▶ **Description of the task**:
Go through the lines below. Copy those with "ECONOMICS".

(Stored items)
** start **
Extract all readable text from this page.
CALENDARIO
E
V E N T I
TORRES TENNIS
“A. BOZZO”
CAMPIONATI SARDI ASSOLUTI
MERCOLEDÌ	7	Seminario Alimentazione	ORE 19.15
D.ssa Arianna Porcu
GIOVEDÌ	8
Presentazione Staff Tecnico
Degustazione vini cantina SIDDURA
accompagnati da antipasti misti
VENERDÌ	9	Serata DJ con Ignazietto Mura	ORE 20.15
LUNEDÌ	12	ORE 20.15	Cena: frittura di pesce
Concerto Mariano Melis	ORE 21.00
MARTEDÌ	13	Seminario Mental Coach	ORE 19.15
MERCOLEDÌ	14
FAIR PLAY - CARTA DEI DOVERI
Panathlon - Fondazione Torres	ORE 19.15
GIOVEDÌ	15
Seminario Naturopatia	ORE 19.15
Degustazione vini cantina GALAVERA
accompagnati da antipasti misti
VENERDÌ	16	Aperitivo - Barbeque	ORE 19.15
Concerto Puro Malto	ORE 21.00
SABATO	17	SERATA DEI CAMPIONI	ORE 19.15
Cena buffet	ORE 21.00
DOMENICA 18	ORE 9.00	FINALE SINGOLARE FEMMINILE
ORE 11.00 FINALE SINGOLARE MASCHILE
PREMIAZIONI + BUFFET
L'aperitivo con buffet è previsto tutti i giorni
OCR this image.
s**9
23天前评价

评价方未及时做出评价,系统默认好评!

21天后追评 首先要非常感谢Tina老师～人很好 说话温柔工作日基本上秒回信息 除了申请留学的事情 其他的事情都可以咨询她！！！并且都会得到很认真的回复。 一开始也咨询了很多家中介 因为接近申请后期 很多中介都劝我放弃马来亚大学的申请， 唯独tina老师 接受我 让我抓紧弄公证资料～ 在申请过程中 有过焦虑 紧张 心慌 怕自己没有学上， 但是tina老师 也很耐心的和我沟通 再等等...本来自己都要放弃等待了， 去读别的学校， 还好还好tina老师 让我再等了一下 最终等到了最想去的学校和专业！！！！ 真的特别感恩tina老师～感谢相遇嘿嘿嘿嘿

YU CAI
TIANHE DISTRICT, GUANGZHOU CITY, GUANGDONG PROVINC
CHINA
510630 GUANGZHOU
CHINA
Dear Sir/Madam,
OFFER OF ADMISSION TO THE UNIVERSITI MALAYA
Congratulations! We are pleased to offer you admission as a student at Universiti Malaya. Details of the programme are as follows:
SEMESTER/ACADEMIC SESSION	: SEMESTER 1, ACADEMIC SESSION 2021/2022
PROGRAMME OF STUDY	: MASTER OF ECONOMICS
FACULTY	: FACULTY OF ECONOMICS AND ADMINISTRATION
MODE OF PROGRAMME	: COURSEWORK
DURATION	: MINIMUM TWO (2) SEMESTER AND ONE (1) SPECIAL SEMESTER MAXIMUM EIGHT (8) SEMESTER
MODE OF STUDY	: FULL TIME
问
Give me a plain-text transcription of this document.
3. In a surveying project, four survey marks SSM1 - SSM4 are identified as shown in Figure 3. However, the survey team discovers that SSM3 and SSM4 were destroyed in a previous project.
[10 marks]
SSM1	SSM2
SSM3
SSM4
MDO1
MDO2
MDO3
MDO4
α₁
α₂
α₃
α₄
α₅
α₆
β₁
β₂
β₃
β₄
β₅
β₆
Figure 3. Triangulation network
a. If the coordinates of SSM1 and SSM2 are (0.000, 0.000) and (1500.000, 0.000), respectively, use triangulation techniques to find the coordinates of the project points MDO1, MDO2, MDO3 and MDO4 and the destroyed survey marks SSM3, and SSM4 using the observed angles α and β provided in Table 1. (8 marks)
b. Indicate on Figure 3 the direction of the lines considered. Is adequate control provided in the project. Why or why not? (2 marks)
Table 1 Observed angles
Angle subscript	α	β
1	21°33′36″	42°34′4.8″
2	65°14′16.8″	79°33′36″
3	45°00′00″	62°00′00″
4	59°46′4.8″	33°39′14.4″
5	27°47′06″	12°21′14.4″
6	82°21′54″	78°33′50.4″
** end **
▶ **Solved problem**:
PROGRAMME OF STUDY	: MASTER OF ECONOMICS
FACULTY	: FACULTY OF ECONOMICS AND ADMINISTRATION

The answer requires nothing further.